-- TASK STATEMENT --
Lines that hold the string "this" are to be counted; give only their number.

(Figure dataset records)
++++++++++++++++++++

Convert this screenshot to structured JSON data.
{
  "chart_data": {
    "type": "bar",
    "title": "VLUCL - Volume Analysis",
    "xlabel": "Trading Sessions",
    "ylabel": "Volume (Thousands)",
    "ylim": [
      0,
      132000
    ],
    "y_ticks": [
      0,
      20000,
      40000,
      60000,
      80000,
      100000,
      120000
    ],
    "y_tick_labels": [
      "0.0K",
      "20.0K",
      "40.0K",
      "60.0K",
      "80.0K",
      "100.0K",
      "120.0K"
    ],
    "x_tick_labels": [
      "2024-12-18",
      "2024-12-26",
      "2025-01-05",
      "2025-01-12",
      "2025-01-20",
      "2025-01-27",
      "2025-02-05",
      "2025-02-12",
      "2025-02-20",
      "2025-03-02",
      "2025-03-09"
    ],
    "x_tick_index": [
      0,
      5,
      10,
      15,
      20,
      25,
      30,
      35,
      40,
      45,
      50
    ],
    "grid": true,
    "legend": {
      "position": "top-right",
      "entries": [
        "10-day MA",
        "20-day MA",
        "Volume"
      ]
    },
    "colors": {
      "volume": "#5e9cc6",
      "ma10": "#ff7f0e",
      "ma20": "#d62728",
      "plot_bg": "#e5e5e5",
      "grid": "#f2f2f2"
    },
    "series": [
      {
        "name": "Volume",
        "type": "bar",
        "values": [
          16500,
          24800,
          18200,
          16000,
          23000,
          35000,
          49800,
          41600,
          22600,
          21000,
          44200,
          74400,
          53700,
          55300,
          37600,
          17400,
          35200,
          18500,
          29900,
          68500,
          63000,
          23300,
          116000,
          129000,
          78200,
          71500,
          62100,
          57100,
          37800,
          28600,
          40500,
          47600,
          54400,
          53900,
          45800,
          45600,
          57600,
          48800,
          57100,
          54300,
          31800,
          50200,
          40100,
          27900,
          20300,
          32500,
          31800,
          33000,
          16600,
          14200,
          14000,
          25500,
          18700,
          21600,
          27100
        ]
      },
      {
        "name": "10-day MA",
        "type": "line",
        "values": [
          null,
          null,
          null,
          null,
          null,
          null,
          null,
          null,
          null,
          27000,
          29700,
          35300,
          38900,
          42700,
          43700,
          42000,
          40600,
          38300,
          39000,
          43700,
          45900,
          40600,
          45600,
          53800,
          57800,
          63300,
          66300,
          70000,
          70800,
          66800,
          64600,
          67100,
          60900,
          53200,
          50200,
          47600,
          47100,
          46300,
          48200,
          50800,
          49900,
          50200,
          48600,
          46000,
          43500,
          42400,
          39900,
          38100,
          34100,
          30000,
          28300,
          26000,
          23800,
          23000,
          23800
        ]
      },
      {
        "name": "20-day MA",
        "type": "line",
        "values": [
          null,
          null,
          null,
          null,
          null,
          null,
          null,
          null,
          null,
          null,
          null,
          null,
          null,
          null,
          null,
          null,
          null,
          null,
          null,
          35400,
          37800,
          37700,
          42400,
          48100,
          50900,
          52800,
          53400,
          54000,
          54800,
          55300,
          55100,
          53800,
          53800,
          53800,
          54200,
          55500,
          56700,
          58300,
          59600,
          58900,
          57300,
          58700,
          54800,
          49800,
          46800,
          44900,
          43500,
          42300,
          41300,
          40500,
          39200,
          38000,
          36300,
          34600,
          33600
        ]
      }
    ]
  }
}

++++++++++++++++++++

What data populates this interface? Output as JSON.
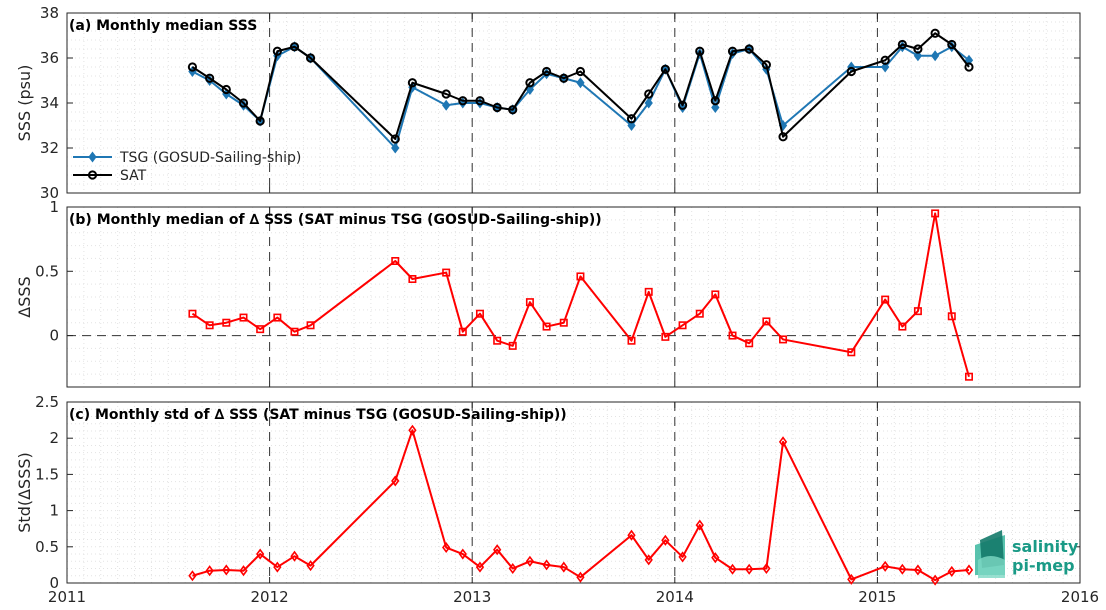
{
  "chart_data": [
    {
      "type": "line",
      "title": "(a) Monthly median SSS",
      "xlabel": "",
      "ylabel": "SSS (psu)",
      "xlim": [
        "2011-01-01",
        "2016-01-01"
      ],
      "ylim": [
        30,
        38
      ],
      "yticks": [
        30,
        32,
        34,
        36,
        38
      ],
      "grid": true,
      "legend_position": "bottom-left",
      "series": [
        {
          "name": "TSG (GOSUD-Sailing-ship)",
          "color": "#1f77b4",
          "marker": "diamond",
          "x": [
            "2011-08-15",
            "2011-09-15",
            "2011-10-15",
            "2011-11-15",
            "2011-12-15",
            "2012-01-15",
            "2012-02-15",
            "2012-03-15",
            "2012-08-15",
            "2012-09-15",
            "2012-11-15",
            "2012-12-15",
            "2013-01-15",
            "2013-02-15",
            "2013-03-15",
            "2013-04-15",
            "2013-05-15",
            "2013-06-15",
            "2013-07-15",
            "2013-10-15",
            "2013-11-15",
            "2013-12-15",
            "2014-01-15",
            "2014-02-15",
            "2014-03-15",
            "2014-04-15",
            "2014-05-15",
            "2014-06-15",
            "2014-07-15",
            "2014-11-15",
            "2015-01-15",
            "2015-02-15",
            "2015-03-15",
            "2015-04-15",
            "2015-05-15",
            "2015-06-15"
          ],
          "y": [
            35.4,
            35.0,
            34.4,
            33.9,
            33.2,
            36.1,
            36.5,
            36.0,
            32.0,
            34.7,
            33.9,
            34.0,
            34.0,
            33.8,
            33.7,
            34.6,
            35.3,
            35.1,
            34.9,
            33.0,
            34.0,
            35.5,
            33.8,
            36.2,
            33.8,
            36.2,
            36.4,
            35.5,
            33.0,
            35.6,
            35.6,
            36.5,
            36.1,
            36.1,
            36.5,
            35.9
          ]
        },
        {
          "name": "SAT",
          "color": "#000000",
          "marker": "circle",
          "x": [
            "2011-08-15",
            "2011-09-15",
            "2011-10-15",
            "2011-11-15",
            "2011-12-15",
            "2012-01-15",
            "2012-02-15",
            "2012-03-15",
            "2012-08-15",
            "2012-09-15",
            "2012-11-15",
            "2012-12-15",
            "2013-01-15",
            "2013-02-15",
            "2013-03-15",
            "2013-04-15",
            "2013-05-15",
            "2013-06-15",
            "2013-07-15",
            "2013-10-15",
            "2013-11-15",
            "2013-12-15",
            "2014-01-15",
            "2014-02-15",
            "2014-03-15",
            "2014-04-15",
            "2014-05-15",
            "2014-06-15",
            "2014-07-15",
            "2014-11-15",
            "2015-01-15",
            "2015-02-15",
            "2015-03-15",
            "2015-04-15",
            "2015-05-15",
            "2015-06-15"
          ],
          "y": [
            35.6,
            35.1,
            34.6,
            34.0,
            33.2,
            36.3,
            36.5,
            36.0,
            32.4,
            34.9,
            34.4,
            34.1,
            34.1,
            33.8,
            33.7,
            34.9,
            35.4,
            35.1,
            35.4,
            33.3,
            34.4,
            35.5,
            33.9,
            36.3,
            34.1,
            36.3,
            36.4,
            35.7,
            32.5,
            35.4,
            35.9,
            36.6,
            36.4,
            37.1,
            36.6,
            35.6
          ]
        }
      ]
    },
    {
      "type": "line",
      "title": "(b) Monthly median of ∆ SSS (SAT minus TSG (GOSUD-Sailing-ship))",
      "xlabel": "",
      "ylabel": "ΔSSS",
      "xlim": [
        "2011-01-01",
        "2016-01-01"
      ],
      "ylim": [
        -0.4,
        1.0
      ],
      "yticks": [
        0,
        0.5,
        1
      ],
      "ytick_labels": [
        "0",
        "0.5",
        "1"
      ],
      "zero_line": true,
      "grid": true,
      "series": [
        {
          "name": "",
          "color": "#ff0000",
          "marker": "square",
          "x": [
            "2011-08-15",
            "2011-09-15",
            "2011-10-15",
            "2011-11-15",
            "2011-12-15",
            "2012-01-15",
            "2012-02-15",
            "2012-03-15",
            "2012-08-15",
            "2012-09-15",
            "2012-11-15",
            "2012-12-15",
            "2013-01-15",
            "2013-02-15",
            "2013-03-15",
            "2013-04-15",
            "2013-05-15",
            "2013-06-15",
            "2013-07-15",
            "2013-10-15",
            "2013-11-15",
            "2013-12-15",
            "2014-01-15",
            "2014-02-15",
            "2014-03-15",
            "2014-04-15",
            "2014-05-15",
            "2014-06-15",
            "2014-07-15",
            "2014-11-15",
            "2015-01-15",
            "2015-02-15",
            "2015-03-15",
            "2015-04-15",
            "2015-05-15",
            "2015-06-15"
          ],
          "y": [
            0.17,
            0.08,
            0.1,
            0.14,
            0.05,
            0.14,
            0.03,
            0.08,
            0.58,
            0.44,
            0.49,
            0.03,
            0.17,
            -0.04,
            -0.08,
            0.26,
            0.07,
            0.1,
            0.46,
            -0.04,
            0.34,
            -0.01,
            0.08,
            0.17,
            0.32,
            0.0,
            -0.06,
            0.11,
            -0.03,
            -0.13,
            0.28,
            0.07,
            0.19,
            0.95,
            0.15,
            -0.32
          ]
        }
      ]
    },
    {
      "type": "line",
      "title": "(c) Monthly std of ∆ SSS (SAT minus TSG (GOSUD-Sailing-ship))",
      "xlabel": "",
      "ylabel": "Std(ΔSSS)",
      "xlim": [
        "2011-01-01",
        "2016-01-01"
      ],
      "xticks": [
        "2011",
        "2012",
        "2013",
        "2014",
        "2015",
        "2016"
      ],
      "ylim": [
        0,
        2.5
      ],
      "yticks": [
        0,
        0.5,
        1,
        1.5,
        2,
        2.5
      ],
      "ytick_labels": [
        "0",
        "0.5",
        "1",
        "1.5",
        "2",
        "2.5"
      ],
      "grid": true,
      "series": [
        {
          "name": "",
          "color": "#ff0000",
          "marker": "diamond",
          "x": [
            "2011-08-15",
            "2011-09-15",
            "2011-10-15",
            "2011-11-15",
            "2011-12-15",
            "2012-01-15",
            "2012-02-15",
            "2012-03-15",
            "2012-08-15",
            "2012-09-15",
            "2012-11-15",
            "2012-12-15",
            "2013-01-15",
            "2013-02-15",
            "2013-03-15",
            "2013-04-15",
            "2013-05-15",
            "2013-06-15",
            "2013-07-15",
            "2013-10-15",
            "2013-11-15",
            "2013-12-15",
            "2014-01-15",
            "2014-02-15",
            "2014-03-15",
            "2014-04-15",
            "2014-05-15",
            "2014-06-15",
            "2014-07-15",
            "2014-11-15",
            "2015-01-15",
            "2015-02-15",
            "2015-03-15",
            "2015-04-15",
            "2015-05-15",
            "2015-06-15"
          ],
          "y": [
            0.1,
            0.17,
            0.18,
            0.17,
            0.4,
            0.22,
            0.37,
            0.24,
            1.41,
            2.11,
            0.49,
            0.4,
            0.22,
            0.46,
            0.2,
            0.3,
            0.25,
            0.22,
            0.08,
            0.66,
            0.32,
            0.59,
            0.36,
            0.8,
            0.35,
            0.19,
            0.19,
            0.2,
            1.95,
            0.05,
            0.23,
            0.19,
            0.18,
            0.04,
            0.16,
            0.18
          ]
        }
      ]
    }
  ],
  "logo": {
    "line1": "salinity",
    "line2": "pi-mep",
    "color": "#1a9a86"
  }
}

++++++++++++++++++++

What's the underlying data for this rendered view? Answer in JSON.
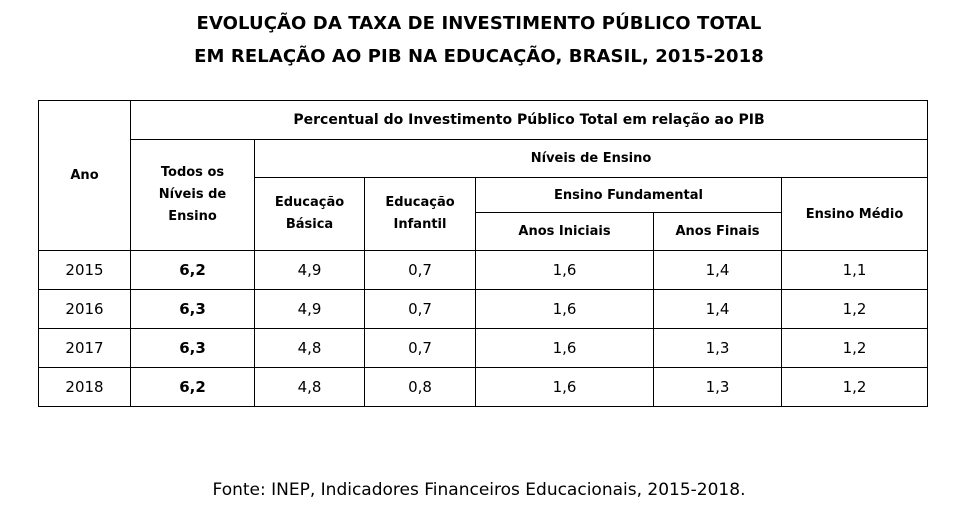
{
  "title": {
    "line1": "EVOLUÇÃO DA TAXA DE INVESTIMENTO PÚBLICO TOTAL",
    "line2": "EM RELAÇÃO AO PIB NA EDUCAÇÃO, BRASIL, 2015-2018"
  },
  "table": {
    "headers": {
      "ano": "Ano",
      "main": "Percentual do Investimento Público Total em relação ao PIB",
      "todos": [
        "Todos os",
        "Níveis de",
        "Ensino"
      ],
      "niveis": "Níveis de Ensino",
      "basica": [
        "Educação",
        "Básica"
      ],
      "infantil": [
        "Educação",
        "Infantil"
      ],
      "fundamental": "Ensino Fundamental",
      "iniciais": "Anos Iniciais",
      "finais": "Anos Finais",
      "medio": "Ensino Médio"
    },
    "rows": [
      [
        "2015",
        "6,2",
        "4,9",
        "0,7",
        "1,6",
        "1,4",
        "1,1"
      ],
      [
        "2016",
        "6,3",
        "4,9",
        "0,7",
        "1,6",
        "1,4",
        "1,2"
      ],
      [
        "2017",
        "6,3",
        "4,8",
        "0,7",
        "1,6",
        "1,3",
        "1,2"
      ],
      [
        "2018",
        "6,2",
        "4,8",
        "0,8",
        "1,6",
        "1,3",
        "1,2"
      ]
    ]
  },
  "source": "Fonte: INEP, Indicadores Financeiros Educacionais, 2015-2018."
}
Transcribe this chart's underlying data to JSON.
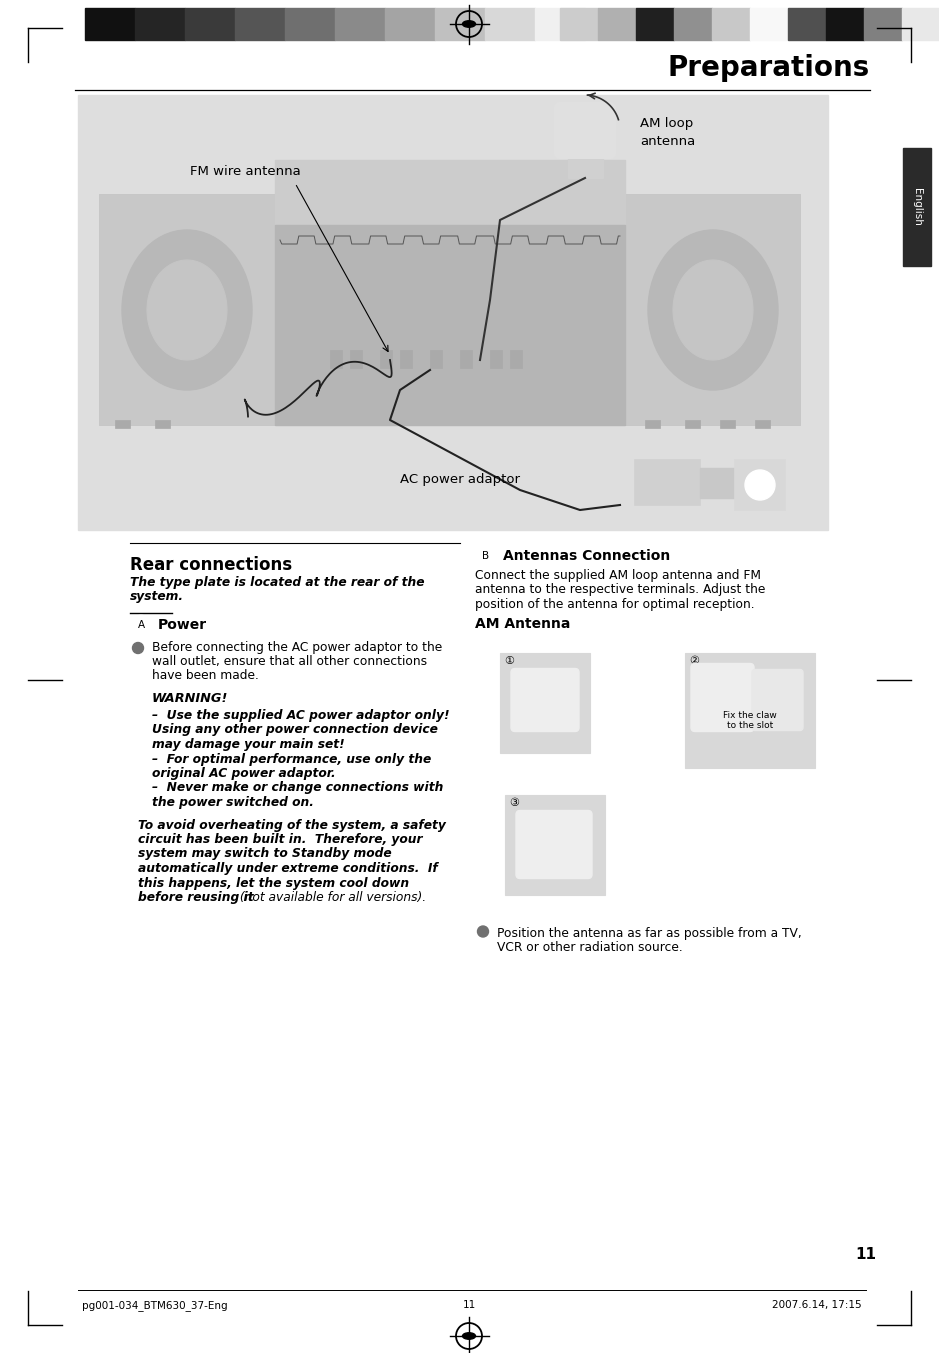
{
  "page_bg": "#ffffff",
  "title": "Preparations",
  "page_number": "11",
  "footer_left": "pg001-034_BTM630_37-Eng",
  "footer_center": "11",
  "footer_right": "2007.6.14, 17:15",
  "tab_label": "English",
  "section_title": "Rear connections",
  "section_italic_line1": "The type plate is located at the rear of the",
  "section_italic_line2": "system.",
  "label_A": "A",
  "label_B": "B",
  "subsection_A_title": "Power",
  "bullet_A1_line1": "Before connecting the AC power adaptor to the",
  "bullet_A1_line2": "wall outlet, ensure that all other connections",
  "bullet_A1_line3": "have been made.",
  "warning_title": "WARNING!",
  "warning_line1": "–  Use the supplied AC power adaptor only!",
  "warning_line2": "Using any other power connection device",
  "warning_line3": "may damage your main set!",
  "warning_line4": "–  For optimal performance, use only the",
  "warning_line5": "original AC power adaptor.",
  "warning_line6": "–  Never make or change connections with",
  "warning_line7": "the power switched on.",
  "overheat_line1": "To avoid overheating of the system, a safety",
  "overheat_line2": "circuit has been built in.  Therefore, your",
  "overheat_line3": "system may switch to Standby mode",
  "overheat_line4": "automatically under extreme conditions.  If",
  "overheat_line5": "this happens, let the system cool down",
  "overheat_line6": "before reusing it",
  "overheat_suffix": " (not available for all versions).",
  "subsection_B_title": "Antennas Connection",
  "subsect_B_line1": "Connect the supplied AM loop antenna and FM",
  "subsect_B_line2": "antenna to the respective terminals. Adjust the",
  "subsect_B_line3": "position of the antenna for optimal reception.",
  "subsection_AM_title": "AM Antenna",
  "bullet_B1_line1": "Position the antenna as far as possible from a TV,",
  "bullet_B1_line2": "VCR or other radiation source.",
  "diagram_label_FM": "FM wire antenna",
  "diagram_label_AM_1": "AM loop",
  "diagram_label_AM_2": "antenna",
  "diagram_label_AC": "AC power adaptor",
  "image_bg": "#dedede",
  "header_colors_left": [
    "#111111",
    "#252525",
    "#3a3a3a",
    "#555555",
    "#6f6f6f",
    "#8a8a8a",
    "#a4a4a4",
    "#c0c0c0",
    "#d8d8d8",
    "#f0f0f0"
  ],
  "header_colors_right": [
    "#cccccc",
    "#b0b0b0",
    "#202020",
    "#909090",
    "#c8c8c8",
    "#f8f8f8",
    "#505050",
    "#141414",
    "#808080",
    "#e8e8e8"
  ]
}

++++++++++++++++++++

-- ANSWER --
5